Study text: Begin

Exploring Logs in ClickHouse
With ClickHouse set up, we now turn our attention to analyzing the data. This section guides you through querying your structured logs to extract valuable insights from the well-organized dataset. To begin interacting with your newly created database, the ClickHouse-client tool can be utilized:
clickhouse-client \
--host $CH_HOST \
--port 9440 \
--secure \
--user admin \
--password $CH_PASSWORD
Begin by assessing the overall log count in your dataset. A straightforward query in ClickHouse will help you understand the scope of data you’re dealing with, providing a baseline for further analysis.
SELECT count(*)
FROM logs_alb
Query id: 6cf59405-2a61-451b-9579-a7d340c8fd5c
┌──count()─┐
│ 15935887 │
└──────────┘
1 row in set. Elapsed: 0.457 sec.
Now, we'll focus on retrieving a specific row from our dataset. Executing this targeted query allows us to inspect the contents of an individual log entry in detail.
SELECT *
FROM logs_alb
LIMIT 1
FORMAT Vertical
Query id: 44fc6045-a5be-47e2-8482-3033efb58206
Row 1:
──────
type: tls
version: 2.0
time: 2023-11-20 21:05:01
elb: net/*****/*****
listener: 92143215dc51bb35
client_port: 10.0.246.57:55534
destination_port: 10.0.39.32:443
connection_time: 1
tls_handshake_time: -
received_bytes: 0
sent_bytes: 0
incoming_tls_alert: -
chosen_cert_arn: -
chosen_cert_serial: -
tls_cipher: -
tls_protocol_version: -
tls_named_group: -
domain_name: -
alpn_fe_protocol: -
alpn_be_protocol: -
alpn_client_preference_list: -
tls_connection_creation_time: 2023-11-20 21:05:01
__file_name: api/AWSLogs/******/elasticloadbalancing/eu-central-1/2023/11/20/****-central-1_net.****.log.gz
__row_index: 1
__data_transfer_commit_time: 1700514476000000000
__data_transfer_delete_time: 0
1 row in set. Elapsed: 0.598 sec.

Study text: End

Activity list —
A) Translate this sentence from the ClickHouse log walkthrough into Spanish: "Executing this targeted query allows us to inspect the contents of an individual log entry in detail."
B) Write the next part of the ClickHouse log walkthrough, picking up right after its final line.
The lines that come next have no role in this work.

Material provided: Begin

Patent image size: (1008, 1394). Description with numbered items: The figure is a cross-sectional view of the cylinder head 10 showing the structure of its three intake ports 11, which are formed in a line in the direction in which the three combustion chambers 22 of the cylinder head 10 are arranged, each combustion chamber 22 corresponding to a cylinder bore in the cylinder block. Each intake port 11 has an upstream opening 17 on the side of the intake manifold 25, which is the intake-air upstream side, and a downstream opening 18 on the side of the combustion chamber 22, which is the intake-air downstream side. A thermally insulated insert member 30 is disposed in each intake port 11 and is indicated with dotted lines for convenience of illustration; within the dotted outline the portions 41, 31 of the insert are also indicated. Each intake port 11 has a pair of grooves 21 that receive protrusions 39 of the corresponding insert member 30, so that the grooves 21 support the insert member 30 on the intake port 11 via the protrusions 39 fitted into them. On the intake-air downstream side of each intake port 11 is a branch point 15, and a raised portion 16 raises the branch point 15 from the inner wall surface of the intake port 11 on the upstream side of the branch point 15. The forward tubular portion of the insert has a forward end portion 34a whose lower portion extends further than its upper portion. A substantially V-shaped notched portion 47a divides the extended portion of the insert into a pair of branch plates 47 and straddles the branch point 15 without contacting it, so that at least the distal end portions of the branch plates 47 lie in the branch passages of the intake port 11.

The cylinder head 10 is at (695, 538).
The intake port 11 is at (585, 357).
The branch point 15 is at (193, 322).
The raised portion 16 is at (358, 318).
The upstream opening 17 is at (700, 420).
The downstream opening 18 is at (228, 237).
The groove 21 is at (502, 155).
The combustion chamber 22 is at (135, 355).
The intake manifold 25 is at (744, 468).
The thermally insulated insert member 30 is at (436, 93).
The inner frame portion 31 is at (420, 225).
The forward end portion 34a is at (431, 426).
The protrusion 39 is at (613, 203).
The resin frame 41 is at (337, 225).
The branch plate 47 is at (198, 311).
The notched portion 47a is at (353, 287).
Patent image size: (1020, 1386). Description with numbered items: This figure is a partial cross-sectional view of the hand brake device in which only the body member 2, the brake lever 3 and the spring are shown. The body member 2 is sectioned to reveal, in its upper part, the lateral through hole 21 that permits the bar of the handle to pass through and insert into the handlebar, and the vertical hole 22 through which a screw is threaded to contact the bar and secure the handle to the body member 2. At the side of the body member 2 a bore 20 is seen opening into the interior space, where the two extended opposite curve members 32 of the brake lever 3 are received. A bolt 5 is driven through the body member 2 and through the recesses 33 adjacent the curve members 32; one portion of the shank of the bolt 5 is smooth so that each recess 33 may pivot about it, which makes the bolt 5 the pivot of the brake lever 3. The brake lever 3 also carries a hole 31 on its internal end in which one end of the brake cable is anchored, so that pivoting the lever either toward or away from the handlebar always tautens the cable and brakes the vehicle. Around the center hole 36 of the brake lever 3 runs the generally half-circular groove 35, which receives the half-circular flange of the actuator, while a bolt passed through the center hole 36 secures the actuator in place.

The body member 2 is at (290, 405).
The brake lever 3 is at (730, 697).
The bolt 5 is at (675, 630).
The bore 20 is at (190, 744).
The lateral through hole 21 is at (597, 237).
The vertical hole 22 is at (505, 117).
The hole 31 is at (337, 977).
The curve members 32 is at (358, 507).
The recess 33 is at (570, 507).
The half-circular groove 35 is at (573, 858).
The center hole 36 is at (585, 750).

Material provided: End

Responses —
A) Ejecutar esta consulta específica nos permite examinar en detalle el contenido de una entrada de registro individual.

B)
Next, we'll conduct a simple yet revealing analysis. By running a “group by” query, we aim to identify the most frequently accessed destination ports in our dataset.
SELECT
destination_port,
count(*)
FROM logs_alb
GROUP BY destination_port
Query id: a4ab55db-9208-484f-b019-a5c13d779063
┌─destination_port──┬─count()─┐
│ 10.0.234.156:443 │ 10148 │
│ 10.0.205.254:443 │ 12639 │
│ 10.0.209.51:443 │ 13586 │
│ 10.0.223.207:443 │ 10125 │
│ 10.0.39.32:443 │ 4860701 │
│ 10.0.198.39:443 │ 13837 │
│ 10.0.224.240:443 │ 9546 │
│ 10.10.162.244:443 │ 416893 │
│ 10.0.212.130:443 │ 9955 │
│ 10.0.106.172:443 │ 4860359 │
│ 10.10.111.92:443 │ 416908 │
│ 10.0.204.18:443 │ 9789 │
│ 10.10.24.126:443 │ 416881 │
│ 10.0.232.19:443 │ 13603 │
│ 10.0.146.100:443 │ 4862200 │
└───────────────────┴─────────┘
15 rows in set. Elapsed: 1.101 sec. Processed 15.94 million rows, 405.01 MB (14.48 million rows/s., 368.01 MB/s.)
Conclusion
This article has outlined a comprehensive approach to analyzing AWS Load Balancer Logs using ClickHouse, facilitated by DoubleCloud Transfer and Terraform. We began with the fundamental setup of S3 and SQS for log storage and notification, before integrating a VPC and ClickHouse for efficient log management. Through practical examples and code snippets, we demonstrated how to configure and utilize these tools for real-time log analysis.
The seamless integration of these technologies not only simplifies the log analysis process but also enhances its efficiency, offering insights that are crucial for optimizing cloud operations. Explore the complete example in our Terraform project here for a hands-on experience with log querying in ClickHouse. The power of ClickHouse in processing large datasets, coupled with the flexibility of AWS services, forms a robust solution for modern cloud computing challenges.
As cloud technologies continue to evolve, the techniques and methods discussed in this article remain pertinent for IT professionals seeking efficient and scalable solutions for log analysis.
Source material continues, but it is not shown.